[BEGIN Given information]

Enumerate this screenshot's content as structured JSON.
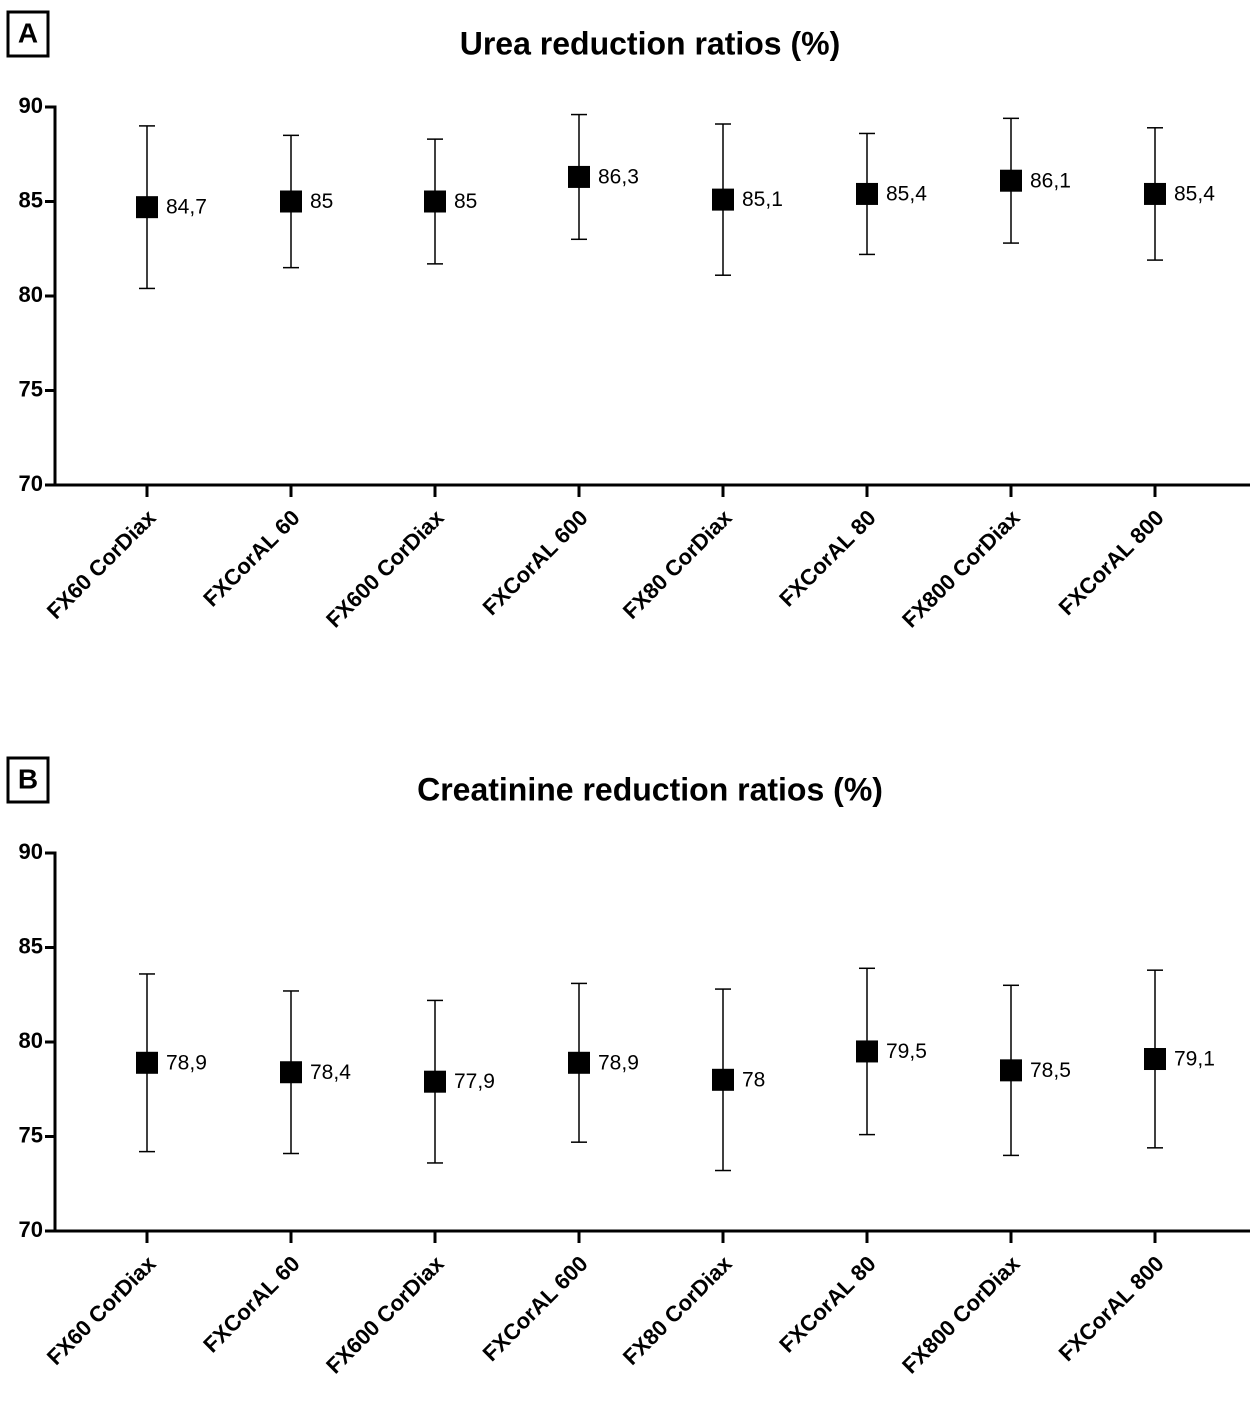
{
  "chart_data": [
    {
      "type": "errorbar",
      "panel": "A",
      "title": "Urea reduction ratios (%)",
      "categories": [
        "FX60 CorDiax",
        "FXCorAL 60",
        "FX600 CorDiax",
        "FXCorAL 600",
        "FX80 CorDiax",
        "FXCorAL 80",
        "FX800 CorDiax",
        "FXCorAL 800"
      ],
      "values": [
        84.7,
        85,
        85,
        86.3,
        85.1,
        85.4,
        86.1,
        85.4
      ],
      "value_labels": [
        "84,7",
        "85",
        "85",
        "86,3",
        "85,1",
        "85,4",
        "86,1",
        "85,4"
      ],
      "errors": [
        4.3,
        3.5,
        3.3,
        3.3,
        4.0,
        3.2,
        3.3,
        3.5
      ],
      "color": "#000000",
      "ylim": [
        70,
        90
      ],
      "yticks": [
        70,
        75,
        80,
        85,
        90
      ]
    },
    {
      "type": "errorbar",
      "panel": "B",
      "title": "Creatinine reduction ratios (%)",
      "categories": [
        "FX60 CorDiax",
        "FXCorAL 60",
        "FX600 CorDiax",
        "FXCorAL 600",
        "FX80 CorDiax",
        "FXCorAL 80",
        "FX800 CorDiax",
        "FXCorAL 800"
      ],
      "values": [
        78.9,
        78.4,
        77.9,
        78.9,
        78,
        79.5,
        78.5,
        79.1
      ],
      "value_labels": [
        "78,9",
        "78,4",
        "77,9",
        "78,9",
        "78",
        "79,5",
        "78,5",
        "79,1"
      ],
      "errors": [
        4.7,
        4.3,
        4.3,
        4.2,
        4.8,
        4.4,
        4.5,
        4.7
      ],
      "color": "#000000",
      "ylim": [
        70,
        90
      ],
      "yticks": [
        70,
        75,
        80,
        85,
        90
      ]
    }
  ]
}
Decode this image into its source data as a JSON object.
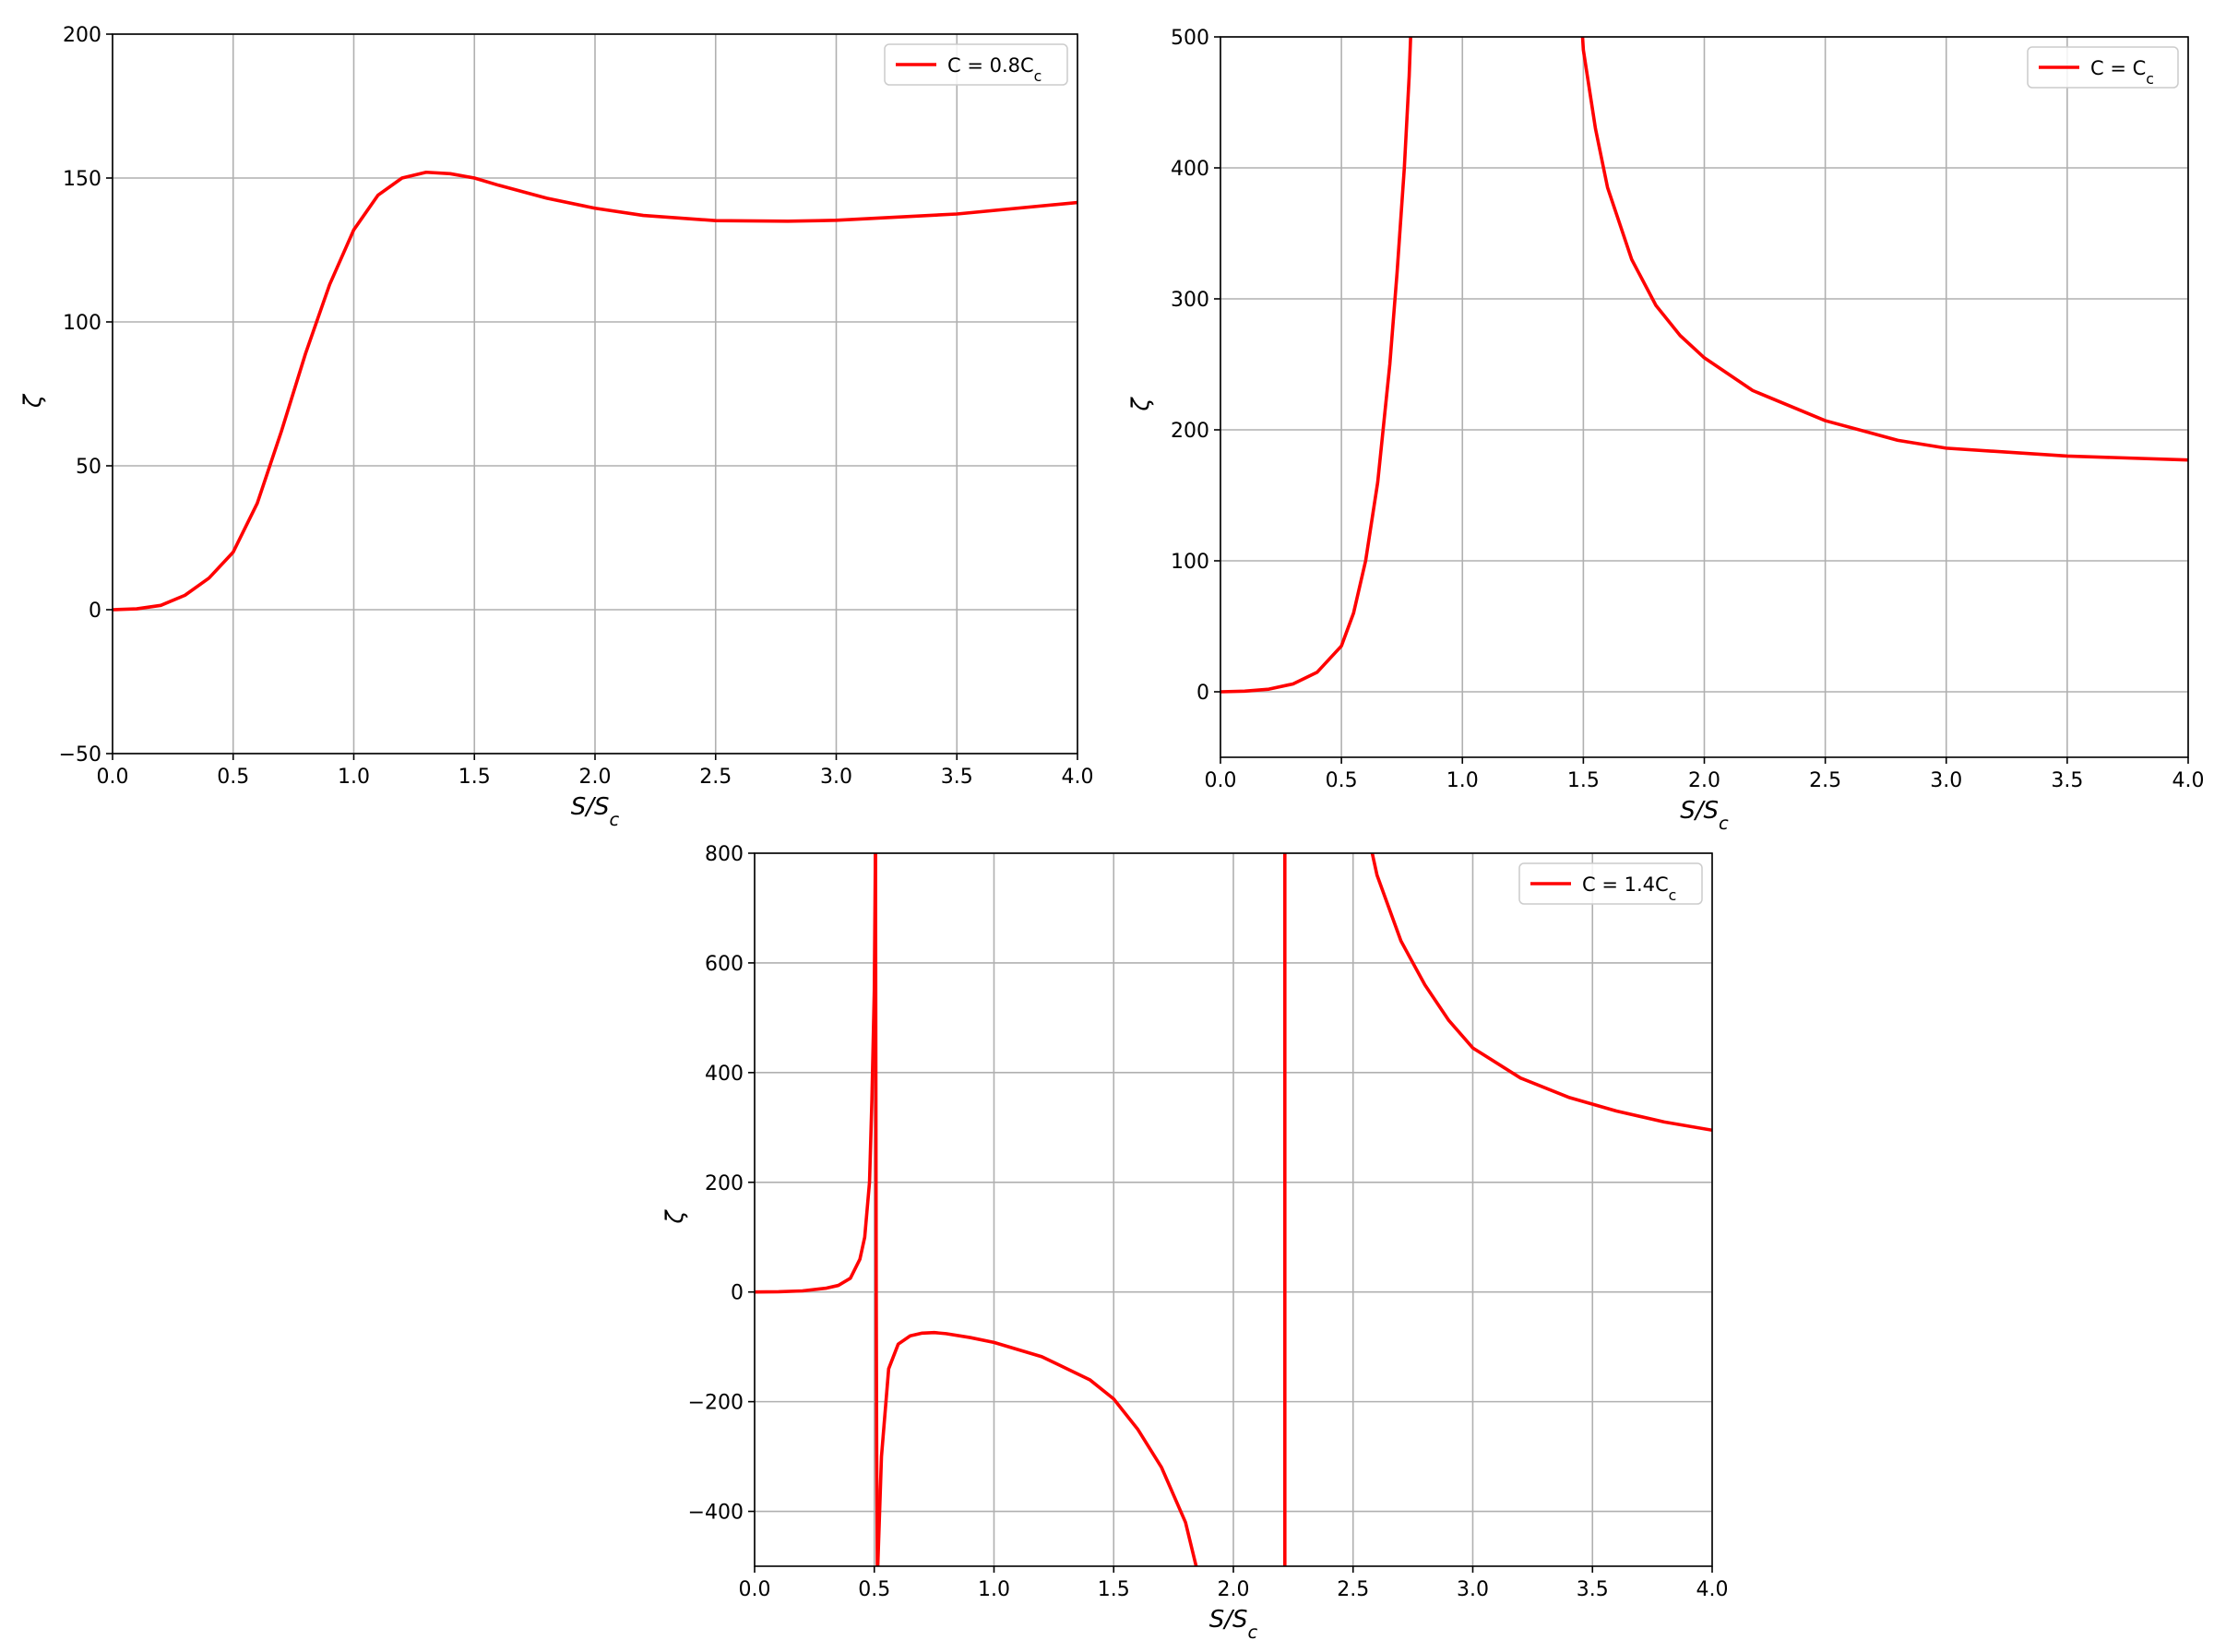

[END Given information]

=== Brief ===
Look through the records and gather each line with the word "title".

=== Task result ===
      "title": "Urea reduction ratios (%)",
      "title": "Creatinine reduction ratios (%)",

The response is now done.